> _Task_: Go through the entries below, tally each line with the string "невозможности", and give the final number by itself.

> _Listed records_:
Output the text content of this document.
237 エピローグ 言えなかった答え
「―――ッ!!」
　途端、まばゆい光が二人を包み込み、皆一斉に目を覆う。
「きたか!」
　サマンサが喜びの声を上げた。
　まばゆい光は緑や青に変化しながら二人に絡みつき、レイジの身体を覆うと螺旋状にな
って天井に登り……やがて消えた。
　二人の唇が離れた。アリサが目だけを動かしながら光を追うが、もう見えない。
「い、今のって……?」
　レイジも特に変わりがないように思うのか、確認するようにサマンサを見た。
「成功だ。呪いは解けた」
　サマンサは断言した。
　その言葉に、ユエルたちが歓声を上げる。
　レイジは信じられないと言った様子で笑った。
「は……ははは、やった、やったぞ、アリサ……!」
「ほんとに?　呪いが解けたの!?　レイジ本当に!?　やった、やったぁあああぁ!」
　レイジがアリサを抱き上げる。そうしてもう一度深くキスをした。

--

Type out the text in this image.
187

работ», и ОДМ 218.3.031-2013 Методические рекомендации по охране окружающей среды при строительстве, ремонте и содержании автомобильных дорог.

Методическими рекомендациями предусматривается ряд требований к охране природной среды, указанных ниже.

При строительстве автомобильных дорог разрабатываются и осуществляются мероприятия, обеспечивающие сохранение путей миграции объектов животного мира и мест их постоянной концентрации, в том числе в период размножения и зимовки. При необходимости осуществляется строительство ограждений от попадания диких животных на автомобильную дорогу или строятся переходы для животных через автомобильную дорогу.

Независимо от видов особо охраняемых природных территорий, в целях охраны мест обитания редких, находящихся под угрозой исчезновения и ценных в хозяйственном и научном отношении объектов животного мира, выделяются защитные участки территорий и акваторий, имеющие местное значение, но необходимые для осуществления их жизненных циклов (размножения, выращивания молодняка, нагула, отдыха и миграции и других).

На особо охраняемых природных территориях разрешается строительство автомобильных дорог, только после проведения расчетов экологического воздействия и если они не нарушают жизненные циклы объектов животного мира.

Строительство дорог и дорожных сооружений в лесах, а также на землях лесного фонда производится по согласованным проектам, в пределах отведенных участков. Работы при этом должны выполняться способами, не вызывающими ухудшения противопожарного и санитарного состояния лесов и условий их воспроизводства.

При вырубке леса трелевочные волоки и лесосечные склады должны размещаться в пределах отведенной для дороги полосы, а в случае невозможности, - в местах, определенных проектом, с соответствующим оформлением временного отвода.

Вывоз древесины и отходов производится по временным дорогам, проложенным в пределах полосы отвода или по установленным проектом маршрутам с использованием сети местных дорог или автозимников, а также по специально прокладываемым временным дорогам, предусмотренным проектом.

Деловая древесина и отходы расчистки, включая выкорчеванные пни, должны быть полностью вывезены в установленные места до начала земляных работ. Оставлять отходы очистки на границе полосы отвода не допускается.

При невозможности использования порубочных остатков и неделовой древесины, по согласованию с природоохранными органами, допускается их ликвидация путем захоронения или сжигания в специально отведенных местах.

> _Task result_: 2